* Given task: Output the lines of the data exactly as they are, starting at the line that contains "svg-text:2: 2 — [820, 736, 828, 753]" and ending after the line that contains "svg-text:-10: -10 — [58, 415, 81, 439]".

>> begin Extracted entries

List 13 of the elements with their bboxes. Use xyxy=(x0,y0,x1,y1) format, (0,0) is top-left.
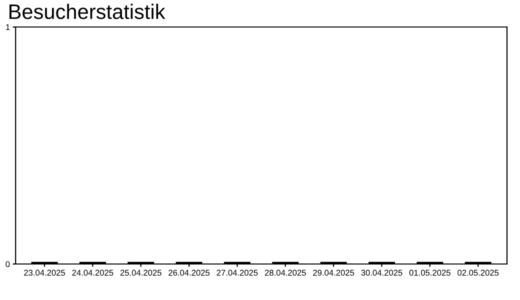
x-tick-label: 26.04.2025 xyxy=(168,270,210,276)
x-tick-label: 29.04.2025 xyxy=(313,270,354,276)
x-tick-label: 28.04.2025 xyxy=(264,270,306,276)
x-tick-label: 30.04.2025 xyxy=(361,270,402,276)
x-tick-label: 23.04.2025 xyxy=(24,270,66,276)
y-tick-label: 0 xyxy=(6,261,10,268)
x-tick-label: 27.04.2025 xyxy=(216,270,258,276)
x-tick-label: 01.05.2025 xyxy=(409,270,450,276)
chart-title: Besucherstatistik xyxy=(10,4,166,20)
x-tick-label: 25.04.2025 xyxy=(120,270,162,276)
x-tick-label: 24.04.2025 xyxy=(72,270,114,276)
y-tick-label: 1 xyxy=(6,24,10,30)
x-tick-label: 02.05.2025 xyxy=(458,270,499,276)
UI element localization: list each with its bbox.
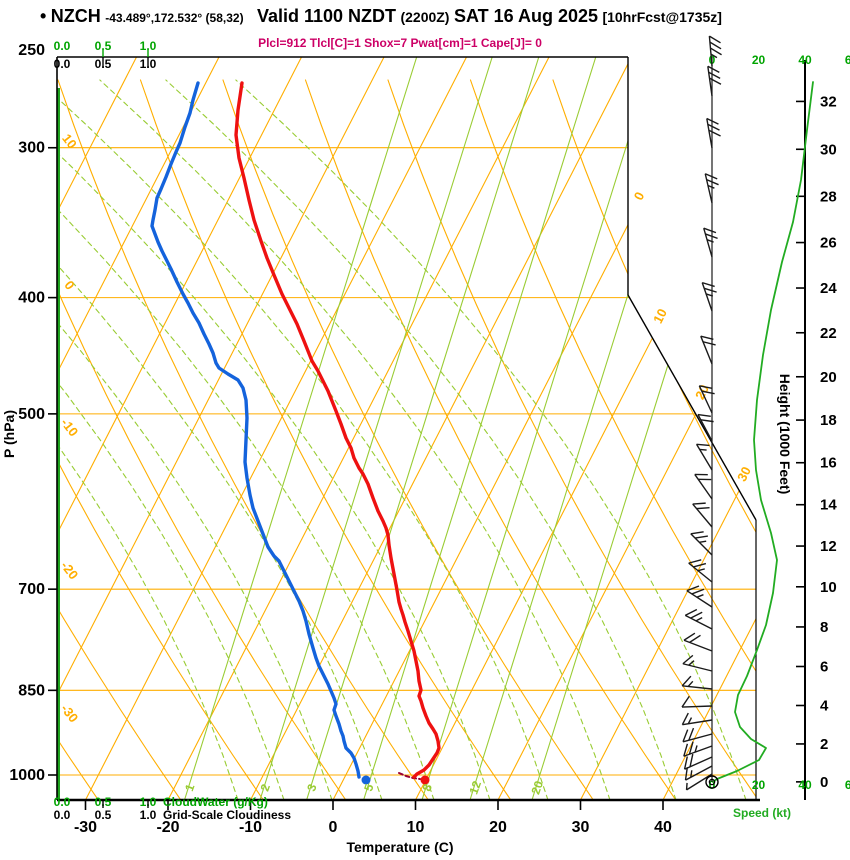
svg-text:2: 2 — [820, 736, 828, 753]
chart-title: • NZCH -43.489°,172.532° (58,32) Valid 1… — [40, 6, 850, 27]
moist-adiabat-lines — [57, 79, 747, 800]
svg-text:12: 12 — [820, 538, 837, 555]
svg-text:22: 22 — [820, 325, 837, 342]
svg-text:20: 20 — [752, 778, 766, 792]
svg-text:-30: -30 — [74, 819, 97, 836]
svg-text:10: 10 — [820, 579, 837, 596]
svg-text:16: 16 — [820, 455, 837, 472]
isotherm-lines — [57, 57, 756, 800]
svg-text:12: 12 — [466, 779, 484, 797]
svg-text:28: 28 — [820, 188, 837, 205]
svg-text:300: 300 — [18, 140, 45, 157]
svg-text:20: 20 — [820, 369, 837, 386]
svg-text:1.0: 1.0 — [140, 808, 157, 822]
svg-text:0.0: 0.0 — [54, 39, 71, 53]
svg-text:30: 30 — [820, 141, 837, 158]
svg-text:-10: -10 — [58, 415, 81, 439]
svg-text:500: 500 — [18, 406, 45, 423]
svg-text:0: 0 — [631, 189, 648, 202]
svg-text:10: 10 — [650, 306, 670, 326]
temperature-axis: -30 -20 -10 0 10 20 30 40 Temperature (C) — [74, 800, 672, 855]
svg-text:Height (1000 Feet): Height (1000 Feet) — [777, 374, 793, 495]
svg-text:2: 2 — [258, 782, 274, 793]
svg-text:400: 400 — [18, 290, 45, 307]
pressure-axis: 250 300 400 500 700 850 1000 P (hPa) — [1, 42, 57, 784]
title-bullet: • — [40, 6, 47, 26]
svg-text:Speed (kt): Speed (kt) — [733, 806, 791, 820]
svg-text:40: 40 — [654, 819, 672, 836]
svg-text:0.5: 0.5 — [95, 39, 112, 53]
dewpoint-trace — [150, 81, 361, 779]
valid-time: Valid 1100 NZDT — [256, 6, 396, 26]
plot-frame — [56, 56, 760, 802]
svg-text:0: 0 — [820, 774, 828, 791]
svg-text:P (hPa): P (hPa) — [1, 410, 17, 458]
svg-text:0: 0 — [61, 278, 77, 293]
temperature-surface-dot — [420, 775, 430, 785]
svg-text:-30: -30 — [58, 701, 81, 725]
cloud-scale: 0.00.00.00.00.50.50.50.51.01.01.01.0Clou… — [54, 39, 292, 822]
svg-text:32: 32 — [820, 93, 837, 110]
temperature-trace — [234, 81, 441, 779]
svg-text:30: 30 — [572, 819, 590, 836]
forecast-tag: [10hrFcst@1735z] — [602, 9, 722, 25]
svg-text:Grid-Scale Cloudiness: Grid-Scale Cloudiness — [163, 808, 291, 822]
pressure-lines — [57, 147, 756, 776]
svg-text:-20: -20 — [156, 819, 179, 836]
svg-text:40: 40 — [798, 778, 812, 792]
svg-text:60: 60 — [845, 53, 850, 67]
svg-text:-10: -10 — [239, 819, 262, 836]
station-circle — [705, 775, 719, 789]
svg-text:6: 6 — [820, 658, 828, 675]
svg-text:4: 4 — [820, 697, 829, 714]
svg-text:850: 850 — [18, 682, 45, 699]
svg-text:250: 250 — [18, 42, 45, 59]
svg-text:0: 0 — [329, 819, 338, 836]
svg-text:30: 30 — [734, 464, 754, 484]
svg-text:20: 20 — [528, 779, 546, 797]
svg-text:1: 1 — [182, 782, 198, 793]
svg-text:3: 3 — [304, 782, 320, 793]
svg-text:-20: -20 — [58, 558, 81, 582]
dewpoint-surface-dot — [361, 775, 371, 785]
svg-text:8: 8 — [420, 782, 436, 793]
svg-text:0.0: 0.0 — [54, 808, 71, 822]
station-id: NZCH — [50, 6, 101, 26]
svg-text:CloudWater (g/Kg): CloudWater (g/Kg) — [163, 795, 268, 809]
speed-profile — [712, 81, 814, 783]
svg-text:0.0: 0.0 — [54, 795, 71, 809]
valid-date: SAT 16 Aug 2025 — [453, 6, 598, 26]
svg-text:1000: 1000 — [9, 767, 45, 784]
wind-barbs — [681, 35, 722, 791]
valid-zulu: (2200Z) — [400, 9, 450, 25]
svg-text:18: 18 — [820, 412, 837, 429]
station-coords: -43.489°,172.532° (58,32) — [105, 11, 244, 25]
parcel-path — [398, 772, 421, 780]
svg-text:5: 5 — [361, 782, 377, 793]
dry-adiabat-lines — [57, 79, 756, 800]
svg-text:20: 20 — [489, 819, 507, 836]
svg-text:40: 40 — [798, 53, 812, 67]
plot-area — [57, 57, 756, 800]
svg-text:26: 26 — [820, 235, 837, 252]
svg-text:Temperature (C): Temperature (C) — [346, 839, 453, 855]
svg-text:0.5: 0.5 — [95, 808, 112, 822]
svg-text:8: 8 — [820, 619, 828, 636]
svg-text:1.0: 1.0 — [140, 39, 157, 53]
svg-text:60: 60 — [845, 778, 850, 792]
svg-text:10: 10 — [407, 819, 425, 836]
svg-text:0.0: 0.0 — [54, 57, 71, 71]
svg-text:14: 14 — [820, 497, 837, 514]
station-circle-inner — [708, 778, 716, 786]
svg-text:700: 700 — [18, 581, 45, 598]
svg-text:24: 24 — [820, 280, 837, 297]
svg-text:20: 20 — [752, 53, 766, 67]
stability-indices: Plcl=912 Tlcl[C]=1 Shox=7 Pwat[cm]=1 Cap… — [258, 36, 542, 50]
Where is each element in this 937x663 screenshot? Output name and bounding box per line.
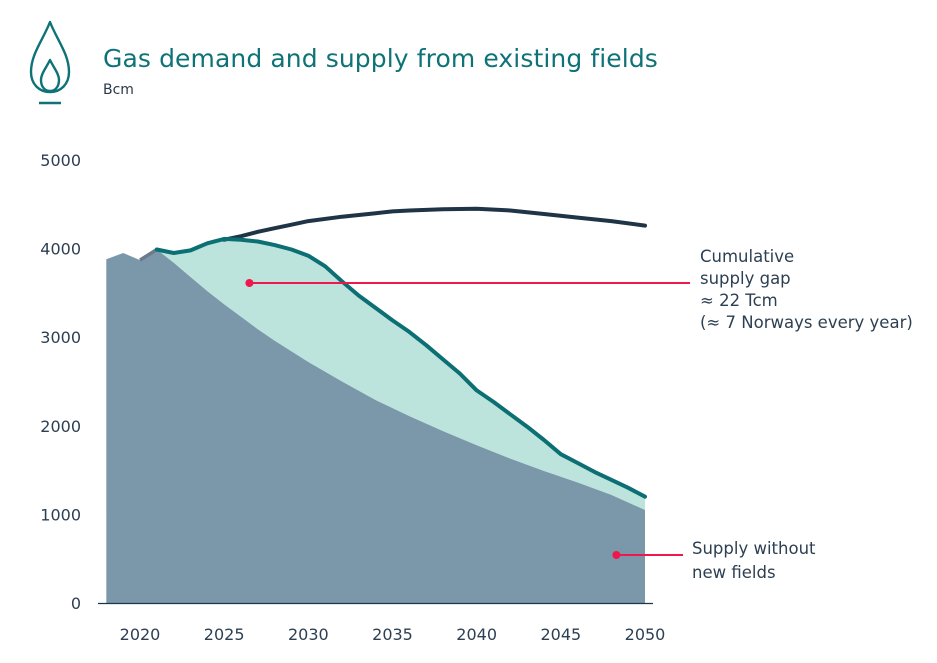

>> end Extracted entries

* Answer in full:
svg-text:2: 2 — [820, 736, 828, 753]
chart-title: • NZCH -43.489°,172.532° (58,32) Valid 1… — [40, 6, 850, 27]
moist-adiabat-lines — [57, 79, 747, 800]
svg-text:12: 12 — [820, 538, 837, 555]
svg-text:22: 22 — [820, 325, 837, 342]
svg-text:20: 20 — [752, 778, 766, 792]
svg-text:-30: -30 — [74, 819, 97, 836]
svg-text:10: 10 — [820, 579, 837, 596]
svg-text:16: 16 — [820, 455, 837, 472]
isotherm-lines — [57, 57, 756, 800]
svg-text:12: 12 — [466, 779, 484, 797]
svg-text:28: 28 — [820, 188, 837, 205]
svg-text:300: 300 — [18, 140, 45, 157]
svg-text:20: 20 — [820, 369, 837, 386]
svg-text:1.0: 1.0 — [140, 808, 157, 822]
svg-text:0.0: 0.0 — [54, 39, 71, 53]
svg-text:30: 30 — [820, 141, 837, 158]
svg-text:-10: -10 — [58, 415, 81, 439]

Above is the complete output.